## EXERCISE DESCRIPTION
Look below and pull out each line with the word "subtitle".

Rows from a dataset:
___

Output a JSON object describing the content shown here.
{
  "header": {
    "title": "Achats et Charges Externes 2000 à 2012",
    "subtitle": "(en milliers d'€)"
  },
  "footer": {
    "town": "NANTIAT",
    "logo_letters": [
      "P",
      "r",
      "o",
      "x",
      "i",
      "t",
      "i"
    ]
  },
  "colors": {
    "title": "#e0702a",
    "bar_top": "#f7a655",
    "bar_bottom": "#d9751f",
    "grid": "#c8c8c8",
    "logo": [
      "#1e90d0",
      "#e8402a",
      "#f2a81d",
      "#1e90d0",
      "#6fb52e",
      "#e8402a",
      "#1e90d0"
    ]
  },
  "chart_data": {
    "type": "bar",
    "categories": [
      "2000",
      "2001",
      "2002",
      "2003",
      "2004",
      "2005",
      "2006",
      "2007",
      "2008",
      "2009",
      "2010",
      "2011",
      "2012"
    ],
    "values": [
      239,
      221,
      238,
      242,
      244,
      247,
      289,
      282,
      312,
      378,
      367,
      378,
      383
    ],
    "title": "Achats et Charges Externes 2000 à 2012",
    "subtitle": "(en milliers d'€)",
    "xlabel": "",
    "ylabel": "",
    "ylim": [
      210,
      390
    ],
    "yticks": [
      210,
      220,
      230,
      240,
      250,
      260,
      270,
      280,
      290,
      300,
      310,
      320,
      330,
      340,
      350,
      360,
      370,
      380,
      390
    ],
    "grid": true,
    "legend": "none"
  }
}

___

## OUTPUT OF THE EXERCISE
    "subtitle": "(en milliers d'€)"
    "subtitle": "(en milliers d'€)",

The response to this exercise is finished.